The records:
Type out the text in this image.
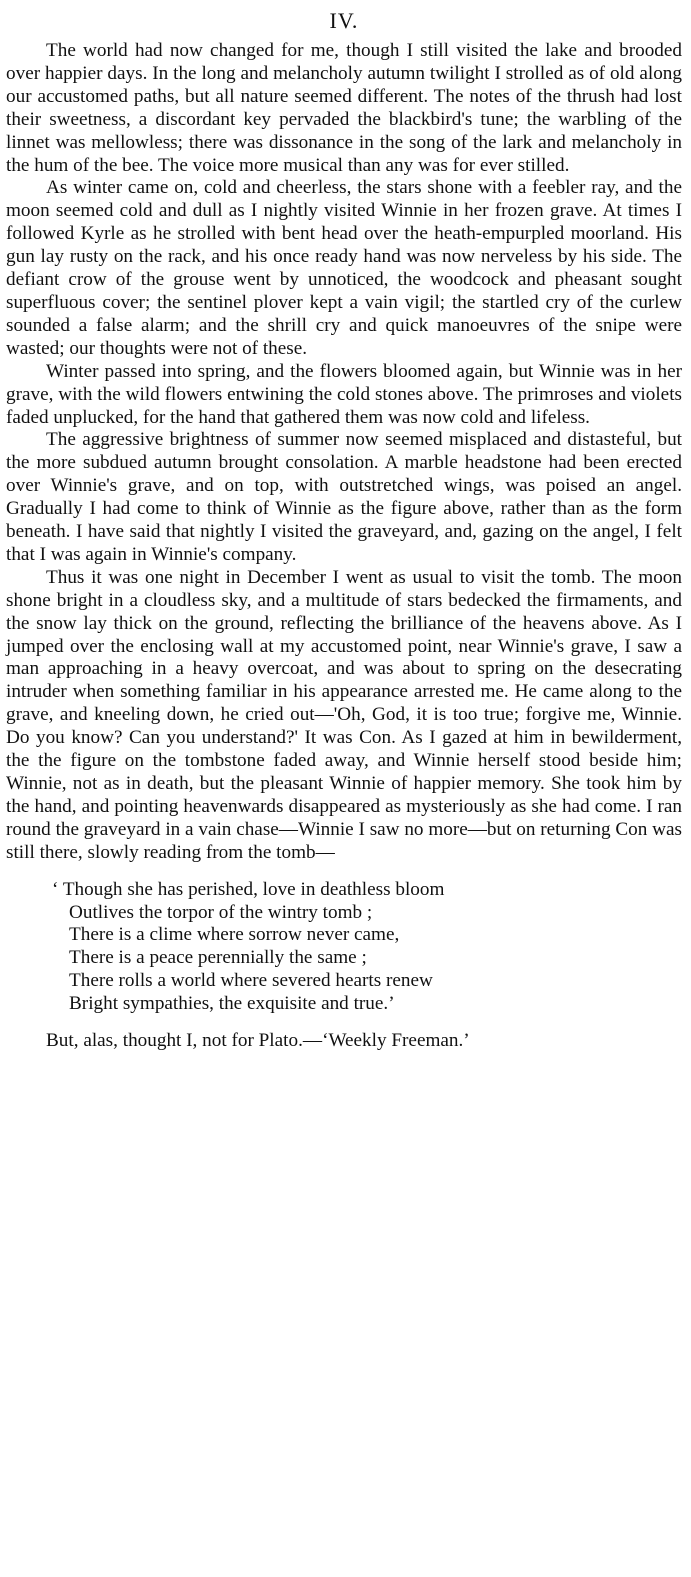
IV.

The world had now changed for me, though I still visited the lake and brooded over happier days. In the long and melancholy autumn twilight I strolled as of old along our accustomed paths, but all nature seemed different. The notes of the thrush had lost their sweetness, a discordant key pervaded the blackbird's tune; the warbling of the linnet was mellowless; there was dissonance in the song of the lark and melancholy in the hum of the bee. The voice more musical than any was for ever stilled.

As winter came on, cold and cheerless, the stars shone with a feebler ray, and the moon seemed cold and dull as I nightly visited Winnie in her frozen grave. At times I followed Kyrle as he strolled with bent head over the heath-empurpled moorland. His gun lay rusty on the rack, and his once ready hand was now nerveless by his side. The defiant crow of the grouse went by unnoticed, the woodcock and pheasant sought superfluous cover; the sentinel plover kept a vain vigil; the startled cry of the curlew sounded a false alarm; and the shrill cry and quick manoeuvres of the snipe were wasted; our thoughts were not of these.

Winter passed into spring, and the flowers bloomed again, but Winnie was in her grave, with the wild flowers entwining the cold stones above. The primroses and violets faded unplucked, for the hand that gathered them was now cold and lifeless.

The aggressive brightness of summer now seemed misplaced and distasteful, but the more subdued autumn brought consolation. A marble headstone had been erected over Winnie's grave, and on top, with outstretched wings, was poised an angel. Gradually I had come to think of Winnie as the figure above, rather than as the form beneath. I have said that nightly I visited the graveyard, and, gazing on the angel, I felt that I was again in Winnie's company.

Thus it was one night in December I went as usual to visit the tomb. The moon shone bright in a cloudless sky, and a multitude of stars bedecked the firmaments, and the snow lay thick on the ground, reflecting the brilliance of the heavens above. As I jumped over the enclosing wall at my accustomed point, near Winnie's grave, I saw a man approaching in a heavy overcoat, and was about to spring on the desecrating intruder when something familiar in his appearance arrested me. He came along to the grave, and kneeling down, he cried out—'Oh, God, it is too true; forgive me, Winnie. Do you know? Can you understand?' It was Con. As I gazed at him in bewilderment, the the figure on the tombstone faded away, and Winnie herself stood beside him; Winnie, not as in death, but the pleasant Winnie of happier memory. She took him by the hand, and pointing heavenwards disappeared as mysteriously as she had come. I ran round the graveyard in a vain chase—Winnie I saw no more—but on returning Con was still there, slowly reading from the tomb—

‘ Though she has perished, love in deathless bloom
Outlives the torpor of the wintry tomb ;
There is a clime where sorrow never came,
There is a peace perennially the same ;
There rolls a world where severed hearts renew
Bright sympathies, the exquisite and true.’

But, alas, thought I, not for Plato.—‘Weekly Freeman.’
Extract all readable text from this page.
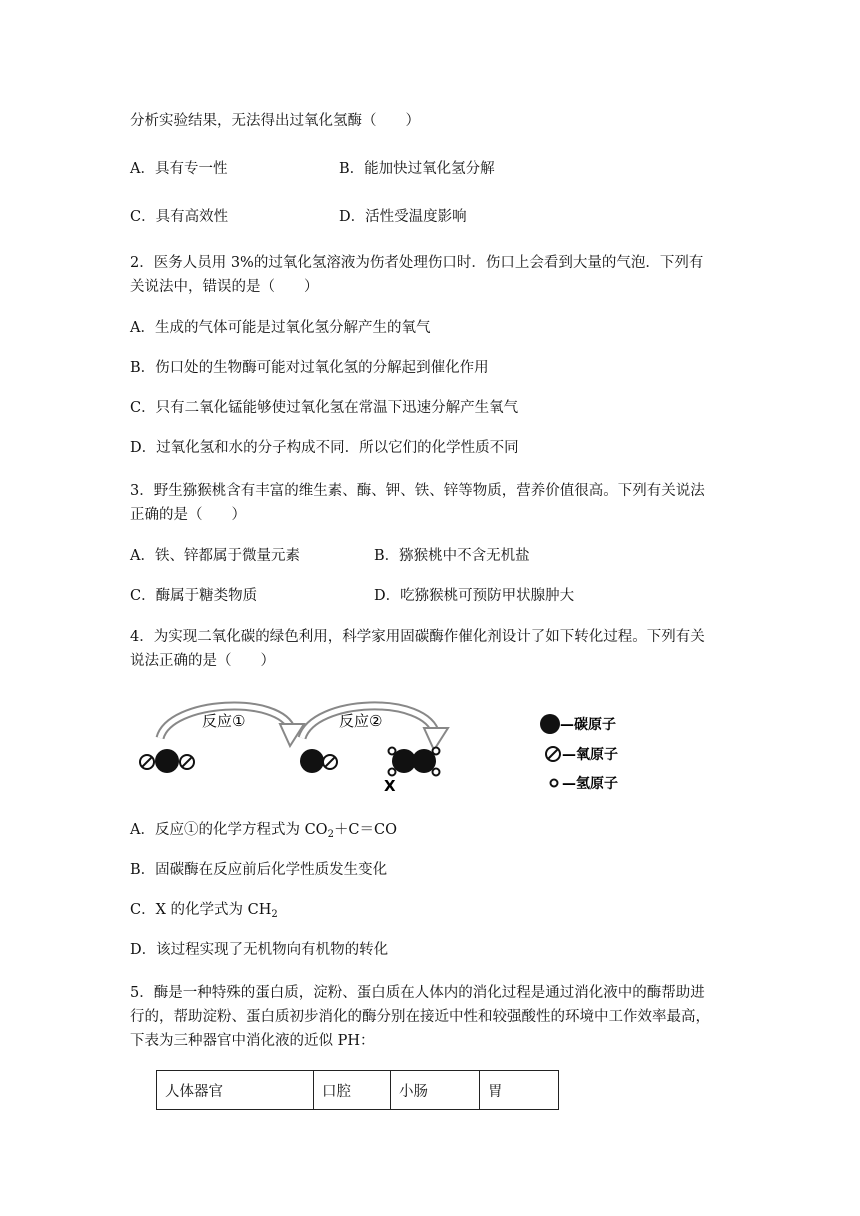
分析实验结果，无法得出过氧化氢酶（　　）
A．具有专一性	B．能加快过氧化氢分解
C．具有高效性	D．活性受温度影响
2．医务人员用 3%的过氧化氢溶液为伤者处理伤口时．伤口上会看到大量的气泡．下列有
关说法中，错误的是（　　）
A．生成的气体可能是过氧化氢分解产生的氧气
B．伤口处的生物酶可能对过氧化氢的分解起到催化作用
C．只有二氧化锰能够使过氧化氢在常温下迅速分解产生氧气
D．过氧化氢和水的分子构成不同．所以它们的化学性质不同
3．野生猕猴桃含有丰富的维生素、酶、钾、铁、锌等物质，营养价值很高。下列有关说法
正确的是（　　）
A．铁、锌都属于微量元素	B．猕猴桃中不含无机盐
C．酶属于糖类物质	D．吃猕猴桃可预防甲状腺肿大
4．为实现二氧化碳的绿色利用，科学家用固碳酶作催化剂设计了如下转化过程。下列有关
说法正确的是（　　）
反应①	反应②
X
—碳原子
—氧原子
—氢原子
A．反应①的化学方程式为 $CO_2+C=CO$
B．固碳酶在反应前后化学性质发生变化
C．X 的化学式为 $CH_2$
D．该过程实现了无机物向有机物的转化
5．酶是一种特殊的蛋白质，淀粉、蛋白质在人体内的消化过程是通过消化液中的酶帮助进
行的，帮助淀粉、蛋白质初步消化的酶分别在接近中性和较强酸性的环境中工作效率最高，
下表为三种器官中消化液的近似 PH：
人体器官	口腔	小肠	胃
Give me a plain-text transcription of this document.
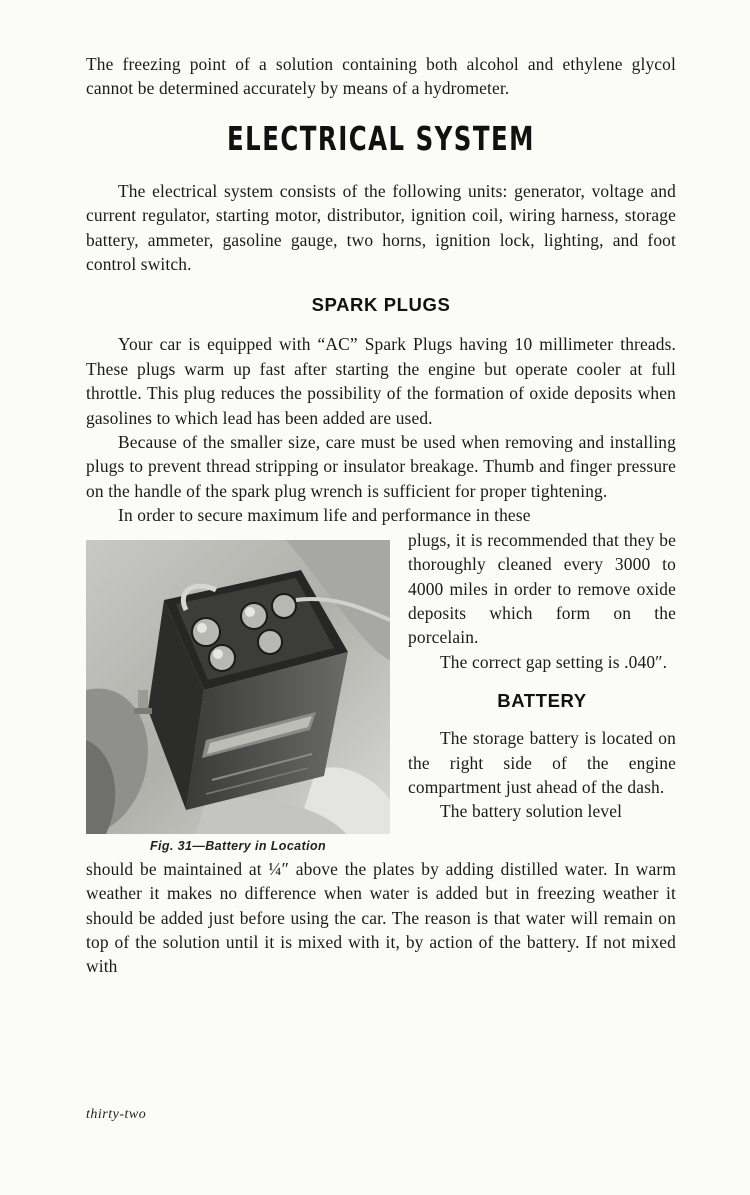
The freezing point of a solution containing both alcohol and ethylene glycol cannot be determined accurately by means of a hydrometer.

ELECTRICAL SYSTEM

The electrical system consists of the following units: generator, voltage and current regulator, starting motor, distributor, ignition coil, wiring harness, storage battery, ammeter, gasoline gauge, two horns, ignition lock, lighting, and foot control switch.

SPARK PLUGS

Your car is equipped with “AC” Spark Plugs having 10 millimeter threads. These plugs warm up fast after starting the engine but operate cooler at full throttle. This plug reduces the possibility of the formation of oxide deposits when gasolines to which lead has been added are used.

Because of the smaller size, care must be used when removing and installing plugs to prevent thread stripping or insulator breakage. Thumb and finger pressure on the handle of the spark plug wrench is sufficient for proper tightening.

In order to secure maximum life and performance in these

Fig. 31—Battery in Location

plugs, it is recommended that they be thoroughly cleaned every 3000 to 4000 miles in order to remove oxide deposits which form on the porcelain.

The correct gap setting is .040″.

BATTERY

The storage battery is located on the right side of the engine compartment just ahead of the dash.

The battery solution level

should be maintained at ¼″ above the plates by adding distilled water. In warm weather it makes no difference when water is added but in freezing weather it should be added just before using the car. The reason is that water will remain on top of the solution until it is mixed with it, by action of the battery. If not mixed with

thirty-two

What this task involves:
Count the lines in the entries above that include the string "text", then give only that figure.

Problem solution:
3